Written exercise
Output the data below in full, character for character.
* start Dataset rows *
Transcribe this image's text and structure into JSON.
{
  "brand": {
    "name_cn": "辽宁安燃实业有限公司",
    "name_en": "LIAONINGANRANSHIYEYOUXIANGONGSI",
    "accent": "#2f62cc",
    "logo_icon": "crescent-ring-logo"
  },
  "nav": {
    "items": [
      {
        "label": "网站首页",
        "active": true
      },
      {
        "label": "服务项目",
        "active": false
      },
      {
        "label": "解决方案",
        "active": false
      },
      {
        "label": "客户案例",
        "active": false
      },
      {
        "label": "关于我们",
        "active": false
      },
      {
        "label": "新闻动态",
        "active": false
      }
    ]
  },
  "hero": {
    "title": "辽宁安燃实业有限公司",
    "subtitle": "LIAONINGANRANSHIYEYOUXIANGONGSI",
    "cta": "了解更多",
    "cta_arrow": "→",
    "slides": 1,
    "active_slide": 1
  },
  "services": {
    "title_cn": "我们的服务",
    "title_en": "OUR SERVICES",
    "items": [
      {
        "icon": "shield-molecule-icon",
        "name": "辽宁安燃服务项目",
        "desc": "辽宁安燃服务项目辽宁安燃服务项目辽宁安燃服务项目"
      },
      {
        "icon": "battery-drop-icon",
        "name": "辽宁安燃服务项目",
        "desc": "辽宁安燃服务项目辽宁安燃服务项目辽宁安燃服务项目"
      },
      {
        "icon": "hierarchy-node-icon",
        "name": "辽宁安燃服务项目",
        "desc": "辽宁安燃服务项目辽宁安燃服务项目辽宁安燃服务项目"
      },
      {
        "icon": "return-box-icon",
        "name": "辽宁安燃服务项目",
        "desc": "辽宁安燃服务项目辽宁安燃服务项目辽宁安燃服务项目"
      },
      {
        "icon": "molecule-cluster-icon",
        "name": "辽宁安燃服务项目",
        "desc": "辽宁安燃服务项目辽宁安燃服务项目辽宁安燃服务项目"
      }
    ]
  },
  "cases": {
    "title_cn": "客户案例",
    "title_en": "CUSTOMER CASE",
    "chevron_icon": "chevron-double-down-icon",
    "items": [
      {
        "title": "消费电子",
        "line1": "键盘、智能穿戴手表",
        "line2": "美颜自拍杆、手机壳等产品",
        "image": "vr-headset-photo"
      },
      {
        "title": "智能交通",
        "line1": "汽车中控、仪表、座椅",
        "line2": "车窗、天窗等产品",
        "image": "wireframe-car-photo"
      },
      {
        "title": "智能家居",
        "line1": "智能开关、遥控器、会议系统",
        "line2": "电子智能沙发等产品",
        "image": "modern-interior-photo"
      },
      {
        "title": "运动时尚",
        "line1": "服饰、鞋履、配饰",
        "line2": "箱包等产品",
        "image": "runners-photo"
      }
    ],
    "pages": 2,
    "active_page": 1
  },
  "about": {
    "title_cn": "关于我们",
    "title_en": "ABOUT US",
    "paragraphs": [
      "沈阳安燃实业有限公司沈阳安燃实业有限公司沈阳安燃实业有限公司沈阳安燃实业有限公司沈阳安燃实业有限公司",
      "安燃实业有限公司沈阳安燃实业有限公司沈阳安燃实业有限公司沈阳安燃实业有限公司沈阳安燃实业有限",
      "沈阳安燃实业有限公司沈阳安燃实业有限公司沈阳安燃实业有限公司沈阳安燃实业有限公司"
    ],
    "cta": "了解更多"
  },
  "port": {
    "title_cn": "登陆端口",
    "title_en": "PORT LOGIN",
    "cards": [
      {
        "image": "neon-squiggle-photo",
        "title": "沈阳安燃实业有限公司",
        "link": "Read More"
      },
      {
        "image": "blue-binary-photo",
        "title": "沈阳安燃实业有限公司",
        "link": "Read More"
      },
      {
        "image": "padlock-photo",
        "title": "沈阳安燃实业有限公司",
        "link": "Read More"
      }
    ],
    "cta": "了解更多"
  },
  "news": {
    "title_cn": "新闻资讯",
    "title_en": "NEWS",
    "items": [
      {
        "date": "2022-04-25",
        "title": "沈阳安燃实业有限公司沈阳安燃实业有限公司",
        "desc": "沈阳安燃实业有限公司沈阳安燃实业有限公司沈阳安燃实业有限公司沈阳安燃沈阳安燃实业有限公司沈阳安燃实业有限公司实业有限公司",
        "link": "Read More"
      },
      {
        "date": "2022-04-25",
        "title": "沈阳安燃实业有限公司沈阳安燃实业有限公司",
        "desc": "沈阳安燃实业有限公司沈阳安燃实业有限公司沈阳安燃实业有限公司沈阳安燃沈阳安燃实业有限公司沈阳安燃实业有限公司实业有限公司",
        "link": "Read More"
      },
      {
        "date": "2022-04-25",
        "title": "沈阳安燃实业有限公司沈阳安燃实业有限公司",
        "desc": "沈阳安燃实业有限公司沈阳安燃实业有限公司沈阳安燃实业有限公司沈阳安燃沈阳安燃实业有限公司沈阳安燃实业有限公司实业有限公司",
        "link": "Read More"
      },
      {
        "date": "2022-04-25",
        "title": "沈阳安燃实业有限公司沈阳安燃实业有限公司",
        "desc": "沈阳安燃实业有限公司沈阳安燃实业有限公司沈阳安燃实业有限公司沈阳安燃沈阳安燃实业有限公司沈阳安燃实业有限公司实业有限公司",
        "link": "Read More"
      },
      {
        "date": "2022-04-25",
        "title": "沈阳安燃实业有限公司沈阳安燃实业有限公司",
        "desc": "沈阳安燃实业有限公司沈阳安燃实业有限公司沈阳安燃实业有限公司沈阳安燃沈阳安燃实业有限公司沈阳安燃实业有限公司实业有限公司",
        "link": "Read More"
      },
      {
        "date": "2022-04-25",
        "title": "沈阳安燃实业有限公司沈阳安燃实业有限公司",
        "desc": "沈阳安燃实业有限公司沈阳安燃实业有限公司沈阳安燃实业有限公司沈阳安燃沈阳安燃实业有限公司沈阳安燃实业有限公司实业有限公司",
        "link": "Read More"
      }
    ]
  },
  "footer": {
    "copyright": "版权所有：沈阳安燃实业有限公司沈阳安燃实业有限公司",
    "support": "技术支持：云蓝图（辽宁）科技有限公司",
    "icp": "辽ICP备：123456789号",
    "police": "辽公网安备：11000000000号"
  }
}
* end Dataset rows *
Answer below
Transcribe this image's text and structure into JSON.
{
  "brand": {
    "name_cn": "辽宁安燃实业有限公司",
    "name_en": "LIAONINGANRANSHIYEYOUXIANGONGSI",
    "accent": "#2f62cc",
    "logo_icon": "crescent-ring-logo"
  },
  "nav": {
    "items": [
      {
        "label": "网站首页",
        "active": true
      },
      {
        "label": "服务项目",
        "active": false
      },
      {
        "label": "解决方案",
        "active": false
      },
      {
        "label": "客户案例",
        "active": false
      },
      {
        "label": "关于我们",
        "active": false
      },
      {
        "label": "新闻动态",
        "active": false
      }
    ]
  },
  "hero": {
    "title": "辽宁安燃实业有限公司",
    "subtitle": "LIAONINGANRANSHIYEYOUXIANGONGSI",
    "cta": "了解更多",
    "cta_arrow": "→",
    "slides": 1,
    "active_slide": 1
  },
  "services": {
    "title_cn": "我们的服务",
    "title_en": "OUR SERVICES",
    "items": [
      {
        "icon": "shield-molecule-icon",
        "name": "辽宁安燃服务项目",
        "desc": "辽宁安燃服务项目辽宁安燃服务项目辽宁安燃服务项目"
      },
      {
        "icon": "battery-drop-icon",
        "name": "辽宁安燃服务项目",
        "desc": "辽宁安燃服务项目辽宁安燃服务项目辽宁安燃服务项目"
      },
      {
        "icon": "hierarchy-node-icon",
        "name": "辽宁安燃服务项目",
        "desc": "辽宁安燃服务项目辽宁安燃服务项目辽宁安燃服务项目"
      },
      {
        "icon": "return-box-icon",
        "name": "辽宁安燃服务项目",
        "desc": "辽宁安燃服务项目辽宁安燃服务项目辽宁安燃服务项目"
      },
      {
        "icon": "molecule-cluster-icon",
        "name": "辽宁安燃服务项目",
        "desc": "辽宁安燃服务项目辽宁安燃服务项目辽宁安燃服务项目"
      }
    ]
  },
  "cases": {
    "title_cn": "客户案例",
    "title_en": "CUSTOMER CASE",
    "chevron_icon": "chevron-double-down-icon",
    "items": [
      {
        "title": "消费电子",
        "line1": "键盘、智能穿戴手表",
        "line2": "美颜自拍杆、手机壳等产品",
        "image": "vr-headset-photo"
      },
      {
        "title": "智能交通",
        "line1": "汽车中控、仪表、座椅",
        "line2": "车窗、天窗等产品",
        "image": "wireframe-car-photo"
      },
      {
        "title": "智能家居",
        "line1": "智能开关、遥控器、会议系统",
        "line2": "电子智能沙发等产品",
        "image": "modern-interior-photo"
      },
      {
        "title": "运动时尚",
        "line1": "服饰、鞋履、配饰",
        "line2": "箱包等产品",
        "image": "runners-photo"
      }
    ],
    "pages": 2,
    "active_page": 1
  },
  "about": {
    "title_cn": "关于我们",
    "title_en": "ABOUT US",
    "paragraphs": [
      "沈阳安燃实业有限公司沈阳安燃实业有限公司沈阳安燃实业有限公司沈阳安燃实业有限公司沈阳安燃实业有限公司",
      "安燃实业有限公司沈阳安燃实业有限公司沈阳安燃实业有限公司沈阳安燃实业有限公司沈阳安燃实业有限",
      "沈阳安燃实业有限公司沈阳安燃实业有限公司沈阳安燃实业有限公司沈阳安燃实业有限公司"
    ],
    "cta": "了解更多"
  },
  "port": {
    "title_cn": "登陆端口",
    "title_en": "PORT LOGIN",
    "cards": [
      {
        "image": "neon-squiggle-photo",
        "title": "沈阳安燃实业有限公司",
        "link": "Read More"
      },
      {
        "image": "blue-binary-photo",
        "title": "沈阳安燃实业有限公司",
        "link": "Read More"
      },
      {
        "image": "padlock-photo",
        "title": "沈阳安燃实业有限公司",
        "link": "Read More"
      }
    ],
    "cta": "了解更多"
  },
  "news": {
    "title_cn": "新闻资讯",
    "title_en": "NEWS",
    "items": [
      {
        "date": "2022-04-25",
        "title": "沈阳安燃实业有限公司沈阳安燃实业有限公司",
        "desc": "沈阳安燃实业有限公司沈阳安燃实业有限公司沈阳安燃实业有限公司沈阳安燃沈阳安燃实业有限公司沈阳安燃实业有限公司实业有限公司",
        "link": "Read More"
      },
      {
        "date": "2022-04-25",
        "title": "沈阳安燃实业有限公司沈阳安燃实业有限公司",
        "desc": "沈阳安燃实业有限公司沈阳安燃实业有限公司沈阳安燃实业有限公司沈阳安燃沈阳安燃实业有限公司沈阳安燃实业有限公司实业有限公司",
        "link": "Read More"
      },
      {
        "date": "2022-04-25",
        "title": "沈阳安燃实业有限公司沈阳安燃实业有限公司",
        "desc": "沈阳安燃实业有限公司沈阳安燃实业有限公司沈阳安燃实业有限公司沈阳安燃沈阳安燃实业有限公司沈阳安燃实业有限公司实业有限公司",
        "link": "Read More"
      },
      {
        "date": "2022-04-25",
        "title": "沈阳安燃实业有限公司沈阳安燃实业有限公司",
        "desc": "沈阳安燃实业有限公司沈阳安燃实业有限公司沈阳安燃实业有限公司沈阳安燃沈阳安燃实业有限公司沈阳安燃实业有限公司实业有限公司",
        "link": "Read More"
      },
      {
        "date": "2022-04-25",
        "title": "沈阳安燃实业有限公司沈阳安燃实业有限公司",
        "desc": "沈阳安燃实业有限公司沈阳安燃实业有限公司沈阳安燃实业有限公司沈阳安燃沈阳安燃实业有限公司沈阳安燃实业有限公司实业有限公司",
        "link": "Read More"
      },
      {
        "date": "2022-04-25",
        "title": "沈阳安燃实业有限公司沈阳安燃实业有限公司",
        "desc": "沈阳安燃实业有限公司沈阳安燃实业有限公司沈阳安燃实业有限公司沈阳安燃沈阳安燃实业有限公司沈阳安燃实业有限公司实业有限公司",
        "link": "Read More"
      }
    ]
  },
  "footer": {
    "copyright": "版权所有：沈阳安燃实业有限公司沈阳安燃实业有限公司",
    "support": "技术支持：云蓝图（辽宁）科技有限公司",
    "icp": "辽ICP备：123456789号",
    "police": "辽公网安备：11000000000号"
  }
}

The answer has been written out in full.